THE REQUEST:
From the entries below, list each line with "filter".

RECORDS FOR THE EXERCISE:
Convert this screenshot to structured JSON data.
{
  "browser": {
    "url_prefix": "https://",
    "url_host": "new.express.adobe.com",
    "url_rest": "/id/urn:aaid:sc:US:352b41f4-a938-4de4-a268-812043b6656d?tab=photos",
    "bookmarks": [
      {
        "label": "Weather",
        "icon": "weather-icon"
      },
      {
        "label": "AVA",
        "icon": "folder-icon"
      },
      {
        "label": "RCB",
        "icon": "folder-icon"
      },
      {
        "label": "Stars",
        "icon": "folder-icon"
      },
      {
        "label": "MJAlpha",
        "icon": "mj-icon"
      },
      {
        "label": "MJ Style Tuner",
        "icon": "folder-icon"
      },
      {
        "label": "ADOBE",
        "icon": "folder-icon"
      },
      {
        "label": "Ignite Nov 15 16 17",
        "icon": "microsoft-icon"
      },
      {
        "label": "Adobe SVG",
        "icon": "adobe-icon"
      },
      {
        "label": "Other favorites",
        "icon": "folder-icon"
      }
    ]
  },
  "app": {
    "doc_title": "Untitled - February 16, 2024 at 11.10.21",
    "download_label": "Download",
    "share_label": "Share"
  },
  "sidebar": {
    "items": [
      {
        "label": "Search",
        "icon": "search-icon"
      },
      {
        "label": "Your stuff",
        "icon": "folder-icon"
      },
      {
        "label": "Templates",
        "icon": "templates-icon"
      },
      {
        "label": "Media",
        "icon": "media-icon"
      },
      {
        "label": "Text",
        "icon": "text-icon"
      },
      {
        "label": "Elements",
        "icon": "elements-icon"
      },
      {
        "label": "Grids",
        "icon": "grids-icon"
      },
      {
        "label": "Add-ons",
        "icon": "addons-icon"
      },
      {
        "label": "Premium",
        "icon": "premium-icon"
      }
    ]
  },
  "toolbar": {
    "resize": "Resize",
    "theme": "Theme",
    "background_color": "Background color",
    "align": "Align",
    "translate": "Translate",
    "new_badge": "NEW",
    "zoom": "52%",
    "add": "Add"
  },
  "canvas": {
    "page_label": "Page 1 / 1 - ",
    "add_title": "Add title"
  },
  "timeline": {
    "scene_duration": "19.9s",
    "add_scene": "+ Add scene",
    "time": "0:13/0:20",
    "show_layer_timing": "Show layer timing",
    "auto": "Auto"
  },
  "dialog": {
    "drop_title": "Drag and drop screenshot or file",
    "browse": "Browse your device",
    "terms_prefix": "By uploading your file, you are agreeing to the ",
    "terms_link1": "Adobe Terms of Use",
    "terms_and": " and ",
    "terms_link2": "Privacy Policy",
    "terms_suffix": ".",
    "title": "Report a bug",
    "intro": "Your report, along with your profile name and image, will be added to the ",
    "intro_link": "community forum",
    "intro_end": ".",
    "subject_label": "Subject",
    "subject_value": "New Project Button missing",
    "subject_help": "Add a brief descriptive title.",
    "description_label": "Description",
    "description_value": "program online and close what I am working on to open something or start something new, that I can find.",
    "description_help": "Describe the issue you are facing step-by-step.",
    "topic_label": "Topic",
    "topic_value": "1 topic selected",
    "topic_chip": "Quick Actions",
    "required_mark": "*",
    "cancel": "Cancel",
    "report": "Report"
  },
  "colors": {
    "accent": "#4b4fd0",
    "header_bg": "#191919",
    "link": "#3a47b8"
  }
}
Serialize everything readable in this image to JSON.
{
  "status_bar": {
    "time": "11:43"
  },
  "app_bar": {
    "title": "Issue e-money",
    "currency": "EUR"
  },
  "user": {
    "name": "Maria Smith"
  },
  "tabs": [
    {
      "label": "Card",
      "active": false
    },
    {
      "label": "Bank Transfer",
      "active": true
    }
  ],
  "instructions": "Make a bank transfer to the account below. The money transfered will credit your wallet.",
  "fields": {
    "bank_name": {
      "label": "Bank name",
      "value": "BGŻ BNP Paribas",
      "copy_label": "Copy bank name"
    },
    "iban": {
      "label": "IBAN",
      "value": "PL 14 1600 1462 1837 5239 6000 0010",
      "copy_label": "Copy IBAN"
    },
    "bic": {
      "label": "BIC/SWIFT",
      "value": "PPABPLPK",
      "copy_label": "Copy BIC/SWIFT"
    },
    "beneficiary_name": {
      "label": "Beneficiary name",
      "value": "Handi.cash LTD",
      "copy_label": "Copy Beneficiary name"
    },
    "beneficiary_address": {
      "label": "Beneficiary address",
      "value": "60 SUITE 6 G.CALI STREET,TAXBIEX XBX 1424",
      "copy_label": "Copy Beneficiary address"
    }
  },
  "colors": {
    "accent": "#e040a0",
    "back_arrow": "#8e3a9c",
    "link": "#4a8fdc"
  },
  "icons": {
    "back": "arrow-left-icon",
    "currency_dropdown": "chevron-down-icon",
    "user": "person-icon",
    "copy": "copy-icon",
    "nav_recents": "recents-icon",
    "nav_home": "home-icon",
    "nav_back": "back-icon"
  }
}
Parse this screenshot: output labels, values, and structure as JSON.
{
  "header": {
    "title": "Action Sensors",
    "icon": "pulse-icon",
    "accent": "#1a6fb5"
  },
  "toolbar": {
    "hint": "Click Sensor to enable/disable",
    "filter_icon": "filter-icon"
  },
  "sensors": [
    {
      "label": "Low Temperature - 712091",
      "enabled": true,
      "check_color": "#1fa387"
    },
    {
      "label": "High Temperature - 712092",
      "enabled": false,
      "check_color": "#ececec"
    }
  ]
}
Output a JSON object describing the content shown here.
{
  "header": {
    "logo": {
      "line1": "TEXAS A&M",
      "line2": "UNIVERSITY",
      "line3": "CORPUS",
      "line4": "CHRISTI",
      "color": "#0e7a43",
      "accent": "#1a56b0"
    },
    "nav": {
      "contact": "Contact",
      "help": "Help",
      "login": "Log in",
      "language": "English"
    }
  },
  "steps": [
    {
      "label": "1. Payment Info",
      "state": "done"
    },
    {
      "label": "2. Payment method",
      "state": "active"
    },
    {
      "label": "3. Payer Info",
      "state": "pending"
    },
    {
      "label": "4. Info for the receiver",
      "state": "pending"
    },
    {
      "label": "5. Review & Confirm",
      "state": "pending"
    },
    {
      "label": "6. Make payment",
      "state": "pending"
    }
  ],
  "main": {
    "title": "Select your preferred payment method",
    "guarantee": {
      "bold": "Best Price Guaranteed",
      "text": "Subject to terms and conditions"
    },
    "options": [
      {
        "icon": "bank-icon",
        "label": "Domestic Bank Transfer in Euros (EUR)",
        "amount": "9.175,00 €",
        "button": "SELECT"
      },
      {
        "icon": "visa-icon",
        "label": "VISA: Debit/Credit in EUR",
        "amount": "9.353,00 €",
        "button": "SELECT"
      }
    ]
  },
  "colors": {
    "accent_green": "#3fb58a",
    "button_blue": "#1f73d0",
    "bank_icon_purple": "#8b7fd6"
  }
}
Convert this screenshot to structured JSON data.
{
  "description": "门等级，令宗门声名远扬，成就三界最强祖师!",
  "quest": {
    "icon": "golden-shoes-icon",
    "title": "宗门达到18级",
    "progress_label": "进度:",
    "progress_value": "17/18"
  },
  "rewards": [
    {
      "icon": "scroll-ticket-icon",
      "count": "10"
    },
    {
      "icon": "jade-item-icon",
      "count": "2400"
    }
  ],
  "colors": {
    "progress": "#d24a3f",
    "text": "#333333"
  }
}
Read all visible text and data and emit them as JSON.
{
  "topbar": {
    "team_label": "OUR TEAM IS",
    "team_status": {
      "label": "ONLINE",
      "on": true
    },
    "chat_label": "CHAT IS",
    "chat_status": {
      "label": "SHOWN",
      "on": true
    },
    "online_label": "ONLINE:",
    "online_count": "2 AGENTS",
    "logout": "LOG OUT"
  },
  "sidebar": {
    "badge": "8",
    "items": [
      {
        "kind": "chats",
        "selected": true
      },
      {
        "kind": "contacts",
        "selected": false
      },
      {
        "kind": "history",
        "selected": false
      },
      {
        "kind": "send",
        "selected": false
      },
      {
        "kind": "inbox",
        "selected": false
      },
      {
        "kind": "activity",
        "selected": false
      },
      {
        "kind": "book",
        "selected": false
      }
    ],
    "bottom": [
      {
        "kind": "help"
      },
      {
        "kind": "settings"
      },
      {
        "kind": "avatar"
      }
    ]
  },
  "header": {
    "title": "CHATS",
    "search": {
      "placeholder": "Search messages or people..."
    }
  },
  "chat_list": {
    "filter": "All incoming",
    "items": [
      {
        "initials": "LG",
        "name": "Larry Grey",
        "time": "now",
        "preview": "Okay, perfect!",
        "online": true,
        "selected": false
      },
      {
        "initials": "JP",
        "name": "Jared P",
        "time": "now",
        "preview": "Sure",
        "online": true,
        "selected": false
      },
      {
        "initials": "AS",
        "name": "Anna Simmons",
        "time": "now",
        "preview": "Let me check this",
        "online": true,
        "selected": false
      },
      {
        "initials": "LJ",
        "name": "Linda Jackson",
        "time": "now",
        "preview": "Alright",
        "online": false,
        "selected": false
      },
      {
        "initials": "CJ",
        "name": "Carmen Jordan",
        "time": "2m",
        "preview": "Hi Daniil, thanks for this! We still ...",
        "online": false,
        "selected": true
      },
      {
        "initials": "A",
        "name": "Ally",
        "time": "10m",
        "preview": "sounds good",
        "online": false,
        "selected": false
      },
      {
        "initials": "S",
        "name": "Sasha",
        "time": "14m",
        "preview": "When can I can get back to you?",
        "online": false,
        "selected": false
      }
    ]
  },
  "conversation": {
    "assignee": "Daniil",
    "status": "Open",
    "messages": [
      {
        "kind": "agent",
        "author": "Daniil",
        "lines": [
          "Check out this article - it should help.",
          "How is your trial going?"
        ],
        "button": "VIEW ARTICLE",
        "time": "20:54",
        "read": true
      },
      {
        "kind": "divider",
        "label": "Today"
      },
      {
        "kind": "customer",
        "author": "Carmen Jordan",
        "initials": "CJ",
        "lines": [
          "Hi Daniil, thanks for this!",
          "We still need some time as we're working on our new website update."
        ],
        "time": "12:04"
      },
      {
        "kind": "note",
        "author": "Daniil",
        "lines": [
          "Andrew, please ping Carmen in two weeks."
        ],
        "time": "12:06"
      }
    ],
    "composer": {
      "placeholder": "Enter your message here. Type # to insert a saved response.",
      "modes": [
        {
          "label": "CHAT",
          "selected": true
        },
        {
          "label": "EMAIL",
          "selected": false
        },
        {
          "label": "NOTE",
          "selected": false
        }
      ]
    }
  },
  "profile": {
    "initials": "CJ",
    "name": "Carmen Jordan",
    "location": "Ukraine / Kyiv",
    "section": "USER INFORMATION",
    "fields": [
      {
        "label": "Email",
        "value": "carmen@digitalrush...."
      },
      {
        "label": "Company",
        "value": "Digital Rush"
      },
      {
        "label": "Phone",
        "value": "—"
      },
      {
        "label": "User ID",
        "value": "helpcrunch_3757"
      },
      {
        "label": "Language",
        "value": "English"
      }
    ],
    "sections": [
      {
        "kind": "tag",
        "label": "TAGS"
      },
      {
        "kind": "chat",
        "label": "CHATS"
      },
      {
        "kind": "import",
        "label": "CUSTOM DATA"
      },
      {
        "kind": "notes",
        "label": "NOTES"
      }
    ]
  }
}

THE ANSWER:
    "filter_icon": "filter-icon"
    "filter": "All incoming",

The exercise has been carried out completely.